What you need to do: Every record below should be written out exactly; pictures stay out.

──────────

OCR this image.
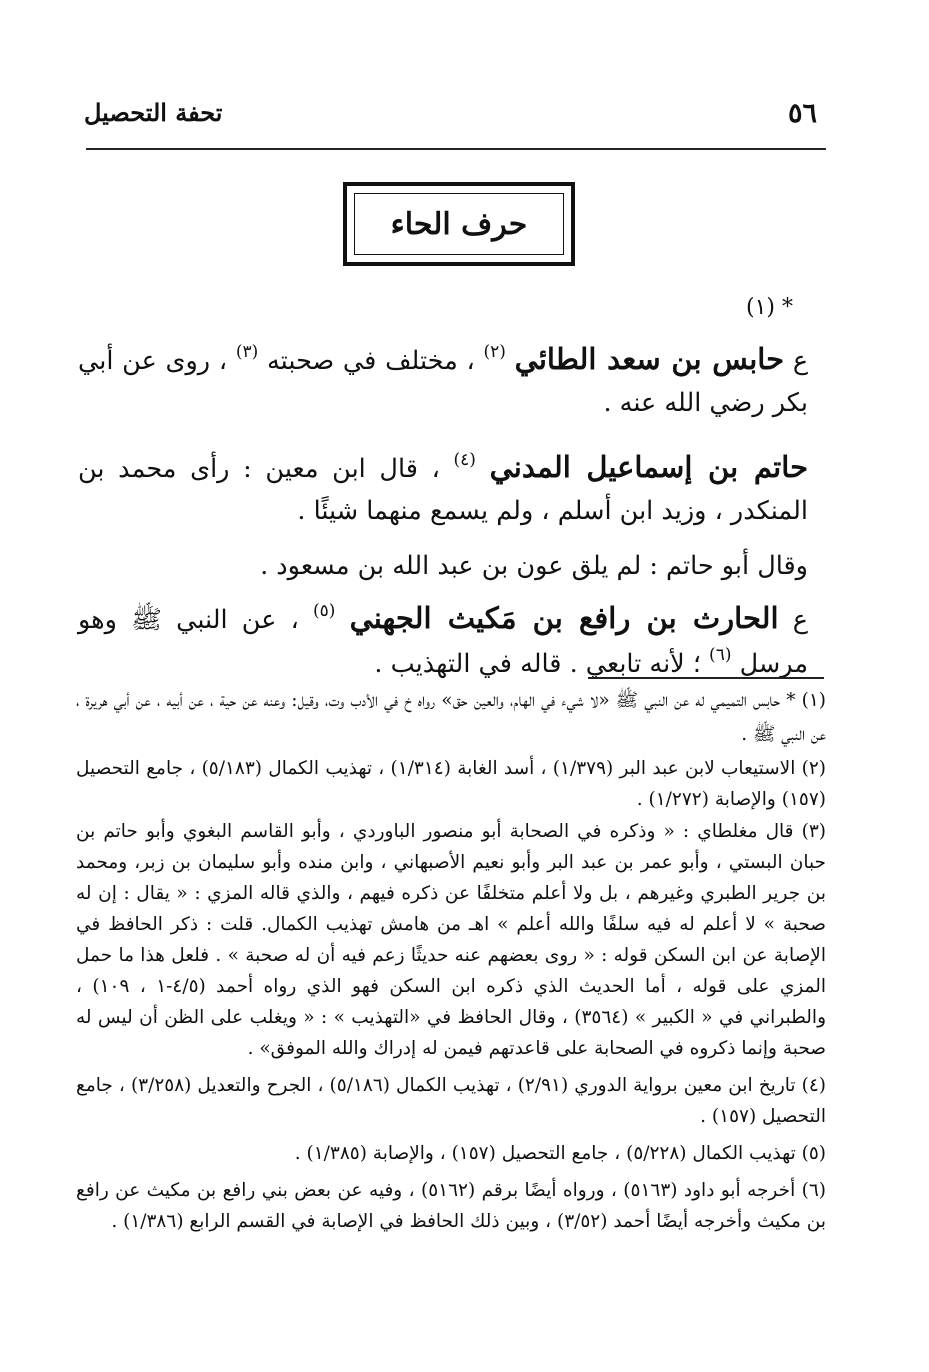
٥٦
تحفة التحصيل
حرف الحاء
* (١)

ع حابس بن سعد الطائي $^{(٢)}$ ، مختلف في صحبته $^{(٣)}$ ، روى عن أبي بكر رضي الله عنه .

حاتم بن إسماعيل المدني $^{(٤)}$ ، قال ابن معين : رأى محمد بن المنكدر ، وزيد ابن أسلم ، ولم يسمع منهما شيئًا .

وقال أبو حاتم : لم يلق عون بن عبد الله بن مسعود .

ع الحارث بن رافع بن مَكيث الجهني $^{(٥)}$ ، عن النبي ﷺ وهو مرسل $^{(٦)}$ ؛ لأنه تابعي . قاله في التهذيب .

(١) * حابس التميمي له عن النبي ﷺ «لا شيء في الهام، والعين حق» رواه خ في الأدب وت، وقيل: وعنه عن حية ، عن أبيه ، عن أبي هريرة ، عن النبي ﷺ .

(٢) الاستيعاب لابن عبد البر (١/٣٧٩) ، أسد الغابة (١/٣١٤) ، تهذيب الكمال (٥/١٨٣) ، جامع التحصيل (١٥٧) والإصابة (١/٢٧٢) .

(٣) قال مغلطاي : « وذكره في الصحابة أبو منصور الباوردي ، وأبو القاسم البغوي وأبو حاتم بن حبان البستي ، وأبو عمر بن عبد البر وأبو نعيم الأصبهاني ، وابن منده وأبو سليمان بن زبر، ومحمد بن جرير الطبري وغيرهم ، بل ولا أعلم متخلفًا عن ذكره فيهم ، والذي قاله المزي : « يقال : إن له صحبة » لا أعلم له فيه سلفًا والله أعلم » اهـ من هامش تهذيب الكمال. قلت : ذكر الحافظ في الإصابة عن ابن السكن قوله : « روى بعضهم عنه حديثًا زعم فيه أن له صحبة » . فلعل هذا ما حمل المزي على قوله ، أما الحديث الذي ذكره ابن السكن فهو الذي رواه أحمد (٤/٥-١ ، ١٠٩) ، والطبراني في « الكبير » (٣٥٦٤) ، وقال الحافظ في «التهذيب » : « ويغلب على الظن أن ليس له صحبة وإنما ذكروه في الصحابة على قاعدتهم فيمن له إدراك والله الموفق» .

(٤) تاريخ ابن معين برواية الدوري (٢/٩١) ، تهذيب الكمال (٥/١٨٦) ، الجرح والتعديل (٣/٢٥٨) ، جامع التحصيل (١٥٧) .

(٥) تهذيب الكمال (٥/٢٢٨) ، جامع التحصيل (١٥٧) ، والإصابة (١/٣٨٥) .

(٦) أخرجه أبو داود (٥١٦٣) ، ورواه أيضًا برقم (٥١٦٢) ، وفيه عن بعض بني رافع بن مكيث عن رافع بن مكيث وأخرجه أيضًا أحمد (٣/٥٢) ، وبين ذلك الحافظ في الإصابة في القسم الرابع (١/٣٨٦) .
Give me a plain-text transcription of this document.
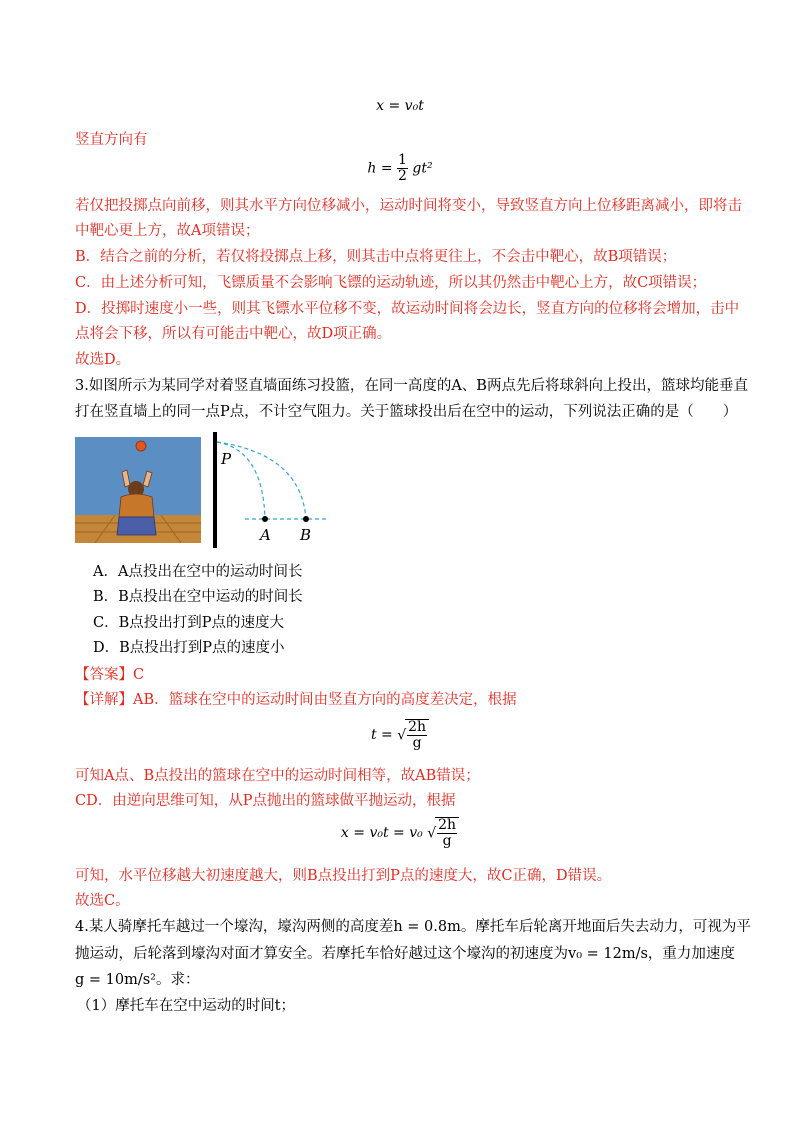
x = v₀t
竖直方向有
$h = \frac{1}{2} gt^2$
若仅把投掷点向前移，则其水平方向位移减小，运动时间将变小，导致竖直方向上位移距离减小，即将击
中靶心更上方，故A项错误；
B．结合之前的分析，若仅将投掷点上移，则其击中点将更往上，不会击中靶心，故B项错误；
C．由上述分析可知，飞镖质量不会影响飞镖的运动轨迹，所以其仍然击中靶心上方，故C项错误；
D．投掷时速度小一些，则其飞镖水平位移不变，故运动时间将会边长，竖直方向的位移将会增加，击中
点将会下移，所以有可能击中靶心，故D项正确。
故选D。
3.如图所示为某同学对着竖直墙面练习投篮，在同一高度的A、B两点先后将球斜向上投出，篮球均能垂直
打在竖直墙上的同一点P点，不计空气阻力。关于篮球投出后在空中的运动，下列说法正确的是（　　）
P
A B
A．A点投出在空中的运动时间长
B．B点投出在空中运动的时间长
C．B点投出打到P点的速度大
D．B点投出打到P点的速度小
【答案】C
【详解】AB．篮球在空中的运动时间由竖直方向的高度差决定，根据
t = √ $\frac{2h}{g}$
可知A点、B点投出的篮球在空中的运动时间相等，故AB错误；
CD．由逆向思维可知，从P点抛出的篮球做平抛运动，根据
x = v₀t = v₀ √ $\frac{2h}{g}$
可知，水平位移越大初速度越大，则B点投出打到P点的速度大，故C正确，D错误。
故选C。
4.某人骑摩托车越过一个壕沟，壕沟两侧的高度差h = 0.8m。摩托车后轮离开地面后失去动力，可视为平
抛运动，后轮落到壕沟对面才算安全。若摩托车恰好越过这个壕沟的初速度为v₀ = 12m/s，重力加速度
g = 10m/s²。求：
（1）摩托车在空中运动的时间t；
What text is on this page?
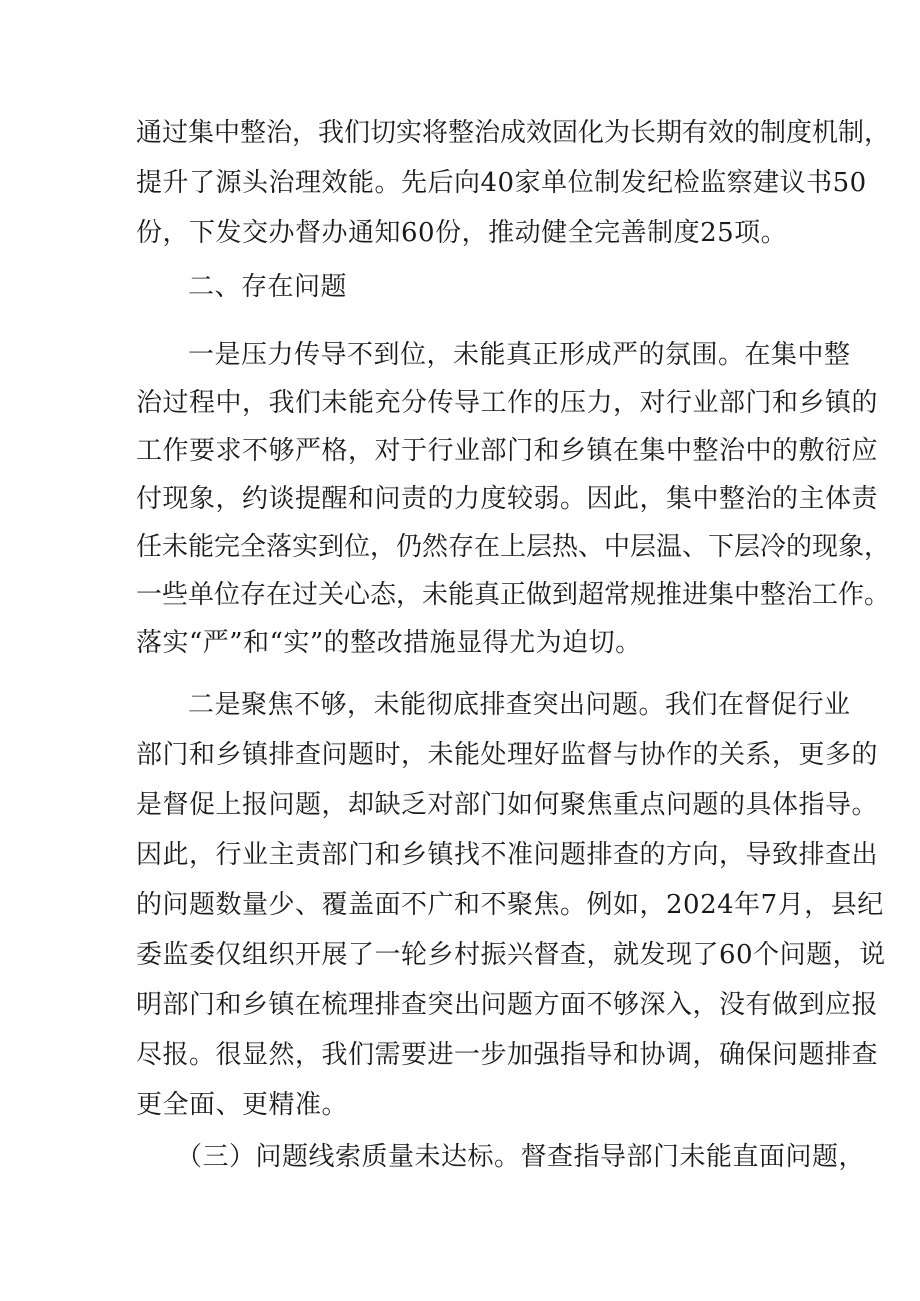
通过集中整治，我们切实将整治成效固化为长期有效的制度机制，
提升了源头治理效能。先后向40家单位制发纪检监察建议书50
份，下发交办督办通知60份，推动健全完善制度25项。
二、存在问题
一是压力传导不到位，未能真正形成严的氛围。在集中整
治过程中，我们未能充分传导工作的压力，对行业部门和乡镇的
工作要求不够严格，对于行业部门和乡镇在集中整治中的敷衍应
付现象，约谈提醒和问责的力度较弱。因此，集中整治的主体责
任未能完全落实到位，仍然存在上层热、中层温、下层冷的现象，
一些单位存在过关心态，未能真正做到超常规推进集中整治工作。
落实“严”和“实”的整改措施显得尤为迫切。
二是聚焦不够，未能彻底排查突出问题。我们在督促行业
部门和乡镇排查问题时，未能处理好监督与协作的关系，更多的
是督促上报问题，却缺乏对部门如何聚焦重点问题的具体指导。
因此，行业主责部门和乡镇找不准问题排查的方向，导致排查出
的问题数量少、覆盖面不广和不聚焦。例如，2024年7月，县纪
委监委仅组织开展了一轮乡村振兴督查，就发现了60个问题，说
明部门和乡镇在梳理排查突出问题方面不够深入，没有做到应报
尽报。很显然，我们需要进一步加强指导和协调，确保问题排查
更全面、更精准。
（三）问题线索质量未达标。督查指导部门未能直面问题，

──────────

Full answer:
OCR this image.
٥٦
تحفة التحصيل
حرف الحاء
* (١)

ع حابس بن سعد الطائي $^{(٢)}$ ، مختلف في صحبته $^{(٣)}$ ، روى عن أبي بكر رضي الله عنه .

حاتم بن إسماعيل المدني $^{(٤)}$ ، قال ابن معين : رأى محمد بن المنكدر ، وزيد ابن أسلم ، ولم يسمع منهما شيئًا .

وقال أبو حاتم : لم يلق عون بن عبد الله بن مسعود .

ع الحارث بن رافع بن مَكيث الجهني $^{(٥)}$ ، عن النبي ﷺ وهو مرسل $^{(٦)}$ ؛ لأنه تابعي . قاله في التهذيب .

(١) * حابس التميمي له عن النبي ﷺ «لا شيء في الهام، والعين حق» رواه خ في الأدب وت، وقيل: وعنه عن حية ، عن أبيه ، عن أبي هريرة ، عن النبي ﷺ .

(٢) الاستيعاب لابن عبد البر (١/٣٧٩) ، أسد الغابة (١/٣١٤) ، تهذيب الكمال (٥/١٨٣) ، جامع التحصيل (١٥٧) والإصابة (١/٢٧٢) .

(٣) قال مغلطاي : « وذكره في الصحابة أبو منصور الباوردي ، وأبو القاسم البغوي وأبو حاتم بن حبان البستي ، وأبو عمر بن عبد البر وأبو نعيم الأصبهاني ، وابن منده وأبو سليمان بن زبر، ومحمد بن جرير الطبري وغيرهم ، بل ولا أعلم متخلفًا عن ذكره فيهم ، والذي قاله المزي : « يقال : إن له صحبة » لا أعلم له فيه سلفًا والله أعلم » اهـ من هامش تهذيب الكمال. قلت : ذكر الحافظ في الإصابة عن ابن السكن قوله : « روى بعضهم عنه حديثًا زعم فيه أن له صحبة » . فلعل هذا ما حمل المزي على قوله ، أما الحديث الذي ذكره ابن السكن فهو الذي رواه أحمد (٤/٥-١ ، ١٠٩) ، والطبراني في « الكبير » (٣٥٦٤) ، وقال الحافظ في «التهذيب » : « ويغلب على الظن أن ليس له صحبة وإنما ذكروه في الصحابة على قاعدتهم فيمن له إدراك والله الموفق» .

(٤) تاريخ ابن معين برواية الدوري (٢/٩١) ، تهذيب الكمال (٥/١٨٦) ، الجرح والتعديل (٣/٢٥٨) ، جامع التحصيل (١٥٧) .

(٥) تهذيب الكمال (٥/٢٢٨) ، جامع التحصيل (١٥٧) ، والإصابة (١/٣٨٥) .

(٦) أخرجه أبو داود (٥١٦٣) ، ورواه أيضًا برقم (٥١٦٢) ، وفيه عن بعض بني رافع بن مكيث عن رافع بن مكيث وأخرجه أيضًا أحمد (٣/٥٢) ، وبين ذلك الحافظ في الإصابة في القسم الرابع (١/٣٨٦) .
Give me a plain-text transcription of this document.
x = v₀t
竖直方向有
$h = \frac{1}{2} gt^2$
若仅把投掷点向前移，则其水平方向位移减小，运动时间将变小，导致竖直方向上位移距离减小，即将击
中靶心更上方，故A项错误；
B．结合之前的分析，若仅将投掷点上移，则其击中点将更往上，不会击中靶心，故B项错误；
C．由上述分析可知，飞镖质量不会影响飞镖的运动轨迹，所以其仍然击中靶心上方，故C项错误；
D．投掷时速度小一些，则其飞镖水平位移不变，故运动时间将会边长，竖直方向的位移将会增加，击中
点将会下移，所以有可能击中靶心，故D项正确。
故选D。
3.如图所示为某同学对着竖直墙面练习投篮，在同一高度的A、B两点先后将球斜向上投出，篮球均能垂直
打在竖直墙上的同一点P点，不计空气阻力。关于篮球投出后在空中的运动，下列说法正确的是（　　）
P
A B
A．A点投出在空中的运动时间长
B．B点投出在空中运动的时间长
C．B点投出打到P点的速度大
D．B点投出打到P点的速度小
【答案】C
【详解】AB．篮球在空中的运动时间由竖直方向的高度差决定，根据
t = √ $\frac{2h}{g}$
可知A点、B点投出的篮球在空中的运动时间相等，故AB错误；
CD．由逆向思维可知，从P点抛出的篮球做平抛运动，根据
x = v₀t = v₀ √ $\frac{2h}{g}$
可知，水平位移越大初速度越大，则B点投出打到P点的速度大，故C正确，D错误。
故选C。
4.某人骑摩托车越过一个壕沟，壕沟两侧的高度差h = 0.8m。摩托车后轮离开地面后失去动力，可视为平
抛运动，后轮落到壕沟对面才算安全。若摩托车恰好越过这个壕沟的初速度为v₀ = 12m/s，重力加速度
g = 10m/s²。求：
（1）摩托车在空中运动的时间t；
What text is on this page?
通过集中整治，我们切实将整治成效固化为长期有效的制度机制，
提升了源头治理效能。先后向40家单位制发纪检监察建议书50
份，下发交办督办通知60份，推动健全完善制度25项。
二、存在问题
一是压力传导不到位，未能真正形成严的氛围。在集中整
治过程中，我们未能充分传导工作的压力，对行业部门和乡镇的
工作要求不够严格，对于行业部门和乡镇在集中整治中的敷衍应
付现象，约谈提醒和问责的力度较弱。因此，集中整治的主体责
任未能完全落实到位，仍然存在上层热、中层温、下层冷的现象，
一些单位存在过关心态，未能真正做到超常规推进集中整治工作。
落实“严”和“实”的整改措施显得尤为迫切。
二是聚焦不够，未能彻底排查突出问题。我们在督促行业
部门和乡镇排查问题时，未能处理好监督与协作的关系，更多的
是督促上报问题，却缺乏对部门如何聚焦重点问题的具体指导。
因此，行业主责部门和乡镇找不准问题排查的方向，导致排查出
的问题数量少、覆盖面不广和不聚焦。例如，2024年7月，县纪
委监委仅组织开展了一轮乡村振兴督查，就发现了60个问题，说
明部门和乡镇在梳理排查突出问题方面不够深入，没有做到应报
尽报。很显然，我们需要进一步加强指导和协调，确保问题排查
更全面、更精准。
（三）问题线索质量未达标。督查指导部门未能直面问题，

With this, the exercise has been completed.